YOUR OBJECTIVE:
Verbatim output of all the material below is required.

Data items
== == ==
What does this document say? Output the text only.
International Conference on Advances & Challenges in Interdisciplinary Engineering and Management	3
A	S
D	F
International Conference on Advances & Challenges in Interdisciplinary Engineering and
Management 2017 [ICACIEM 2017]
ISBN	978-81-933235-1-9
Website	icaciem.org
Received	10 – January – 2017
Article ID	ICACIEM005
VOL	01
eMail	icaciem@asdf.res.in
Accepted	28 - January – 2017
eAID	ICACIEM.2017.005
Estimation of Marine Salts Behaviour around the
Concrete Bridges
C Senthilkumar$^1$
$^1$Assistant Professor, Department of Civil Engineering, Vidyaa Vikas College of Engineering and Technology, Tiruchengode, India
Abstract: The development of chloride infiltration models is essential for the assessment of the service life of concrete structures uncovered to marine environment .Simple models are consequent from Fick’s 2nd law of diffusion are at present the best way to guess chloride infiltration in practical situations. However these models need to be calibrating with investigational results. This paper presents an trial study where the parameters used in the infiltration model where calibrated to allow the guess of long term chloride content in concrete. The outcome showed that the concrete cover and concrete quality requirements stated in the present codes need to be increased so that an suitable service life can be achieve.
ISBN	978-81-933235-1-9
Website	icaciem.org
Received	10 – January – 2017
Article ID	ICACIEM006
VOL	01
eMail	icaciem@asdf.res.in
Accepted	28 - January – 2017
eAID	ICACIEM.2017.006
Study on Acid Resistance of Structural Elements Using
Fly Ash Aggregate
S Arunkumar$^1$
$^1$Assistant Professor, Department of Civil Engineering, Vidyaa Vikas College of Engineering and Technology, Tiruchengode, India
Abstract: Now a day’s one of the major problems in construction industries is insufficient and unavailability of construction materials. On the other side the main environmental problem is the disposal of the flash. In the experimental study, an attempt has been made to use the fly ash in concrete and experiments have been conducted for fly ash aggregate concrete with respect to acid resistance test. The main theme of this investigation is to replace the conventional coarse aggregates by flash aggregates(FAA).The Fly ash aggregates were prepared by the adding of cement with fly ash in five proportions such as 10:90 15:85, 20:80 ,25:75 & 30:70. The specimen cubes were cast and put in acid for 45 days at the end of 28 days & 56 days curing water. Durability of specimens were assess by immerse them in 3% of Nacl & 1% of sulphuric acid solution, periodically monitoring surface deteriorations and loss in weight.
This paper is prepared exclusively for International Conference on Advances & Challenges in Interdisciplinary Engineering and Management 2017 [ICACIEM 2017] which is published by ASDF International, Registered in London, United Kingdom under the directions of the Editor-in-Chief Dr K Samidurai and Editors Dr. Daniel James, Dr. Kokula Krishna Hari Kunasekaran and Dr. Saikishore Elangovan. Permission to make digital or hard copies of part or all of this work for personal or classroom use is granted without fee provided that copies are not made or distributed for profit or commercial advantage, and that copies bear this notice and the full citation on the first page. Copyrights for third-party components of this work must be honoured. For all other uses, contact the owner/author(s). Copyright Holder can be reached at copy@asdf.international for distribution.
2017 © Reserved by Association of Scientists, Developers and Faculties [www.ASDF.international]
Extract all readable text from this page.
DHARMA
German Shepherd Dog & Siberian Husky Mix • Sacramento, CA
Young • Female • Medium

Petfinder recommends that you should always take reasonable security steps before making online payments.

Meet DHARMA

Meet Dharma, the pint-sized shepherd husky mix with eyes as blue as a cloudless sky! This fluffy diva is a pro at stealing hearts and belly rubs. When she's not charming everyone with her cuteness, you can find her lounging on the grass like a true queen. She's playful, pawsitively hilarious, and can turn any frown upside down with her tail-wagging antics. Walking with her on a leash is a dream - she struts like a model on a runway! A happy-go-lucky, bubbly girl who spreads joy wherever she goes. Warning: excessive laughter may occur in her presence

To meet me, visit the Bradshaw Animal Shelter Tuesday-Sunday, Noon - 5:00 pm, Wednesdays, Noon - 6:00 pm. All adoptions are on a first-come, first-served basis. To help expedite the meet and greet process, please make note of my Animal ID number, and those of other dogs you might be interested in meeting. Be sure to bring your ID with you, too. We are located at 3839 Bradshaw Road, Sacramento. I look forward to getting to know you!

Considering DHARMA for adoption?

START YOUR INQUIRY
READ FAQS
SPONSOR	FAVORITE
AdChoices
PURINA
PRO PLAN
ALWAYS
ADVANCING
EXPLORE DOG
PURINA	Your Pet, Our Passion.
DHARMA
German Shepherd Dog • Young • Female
== == ==
RESPONSE FOR THIS EXERCISE:
What does this document say? Output the text only.
International Conference on Advances & Challenges in Interdisciplinary Engineering and Management	3
A	S
D	F
International Conference on Advances & Challenges in Interdisciplinary Engineering and
Management 2017 [ICACIEM 2017]
ISBN	978-81-933235-1-9
Website	icaciem.org
Received	10 – January – 2017
Article ID	ICACIEM005
VOL	01
eMail	icaciem@asdf.res.in
Accepted	28 - January – 2017
eAID	ICACIEM.2017.005
Estimation of Marine Salts Behaviour around the
Concrete Bridges
C Senthilkumar$^1$
$^1$Assistant Professor, Department of Civil Engineering, Vidyaa Vikas College of Engineering and Technology, Tiruchengode, India
Abstract: The development of chloride infiltration models is essential for the assessment of the service life of concrete structures uncovered to marine environment .Simple models are consequent from Fick’s 2nd law of diffusion are at present the best way to guess chloride infiltration in practical situations. However these models need to be calibrating with investigational results. This paper presents an trial study where the parameters used in the infiltration model where calibrated to allow the guess of long term chloride content in concrete. The outcome showed that the concrete cover and concrete quality requirements stated in the present codes need to be increased so that an suitable service life can be achieve.
ISBN	978-81-933235-1-9
Website	icaciem.org
Received	10 – January – 2017
Article ID	ICACIEM006
VOL	01
eMail	icaciem@asdf.res.in
Accepted	28 - January – 2017
eAID	ICACIEM.2017.006
Study on Acid Resistance of Structural Elements Using
Fly Ash Aggregate
S Arunkumar$^1$
$^1$Assistant Professor, Department of Civil Engineering, Vidyaa Vikas College of Engineering and Technology, Tiruchengode, India
Abstract: Now a day’s one of the major problems in construction industries is insufficient and unavailability of construction materials. On the other side the main environmental problem is the disposal of the flash. In the experimental study, an attempt has been made to use the fly ash in concrete and experiments have been conducted for fly ash aggregate concrete with respect to acid resistance test. The main theme of this investigation is to replace the conventional coarse aggregates by flash aggregates(FAA).The Fly ash aggregates were prepared by the adding of cement with fly ash in five proportions such as 10:90 15:85, 20:80 ,25:75 & 30:70. The specimen cubes were cast and put in acid for 45 days at the end of 28 days & 56 days curing water. Durability of specimens were assess by immerse them in 3% of Nacl & 1% of sulphuric acid solution, periodically monitoring surface deteriorations and loss in weight.
This paper is prepared exclusively for International Conference on Advances & Challenges in Interdisciplinary Engineering and Management 2017 [ICACIEM 2017] which is published by ASDF International, Registered in London, United Kingdom under the directions of the Editor-in-Chief Dr K Samidurai and Editors Dr. Daniel James, Dr. Kokula Krishna Hari Kunasekaran and Dr. Saikishore Elangovan. Permission to make digital or hard copies of part or all of this work for personal or classroom use is granted without fee provided that copies are not made or distributed for profit or commercial advantage, and that copies bear this notice and the full citation on the first page. Copyrights for third-party components of this work must be honoured. For all other uses, contact the owner/author(s). Copyright Holder can be reached at copy@asdf.international for distribution.
2017 © Reserved by Association of Scientists, Developers and Faculties [www.ASDF.international]
Extract all readable text from this page.
DHARMA
German Shepherd Dog & Siberian Husky Mix • Sacramento, CA
Young • Female • Medium

Petfinder recommends that you should always take reasonable security steps before making online payments.

Meet DHARMA

Meet Dharma, the pint-sized shepherd husky mix with eyes as blue as a cloudless sky! This fluffy diva is a pro at stealing hearts and belly rubs. When she's not charming everyone with her cuteness, you can find her lounging on the grass like a true queen. She's playful, pawsitively hilarious, and can turn any frown upside down with her tail-wagging antics. Walking with her on a leash is a dream - she struts like a model on a runway! A happy-go-lucky, bubbly girl who spreads joy wherever she goes. Warning: excessive laughter may occur in her presence

To meet me, visit the Bradshaw Animal Shelter Tuesday-Sunday, Noon - 5:00 pm, Wednesdays, Noon - 6:00 pm. All adoptions are on a first-come, first-served basis. To help expedite the meet and greet process, please make note of my Animal ID number, and those of other dogs you might be interested in meeting. Be sure to bring your ID with you, too. We are located at 3839 Bradshaw Road, Sacramento. I look forward to getting to know you!

Considering DHARMA for adoption?

START YOUR INQUIRY
READ FAQS
SPONSOR	FAVORITE
AdChoices
PURINA
PRO PLAN
ALWAYS
ADVANCING
EXPLORE DOG
PURINA	Your Pet, Our Passion.
DHARMA
German Shepherd Dog • Young • Female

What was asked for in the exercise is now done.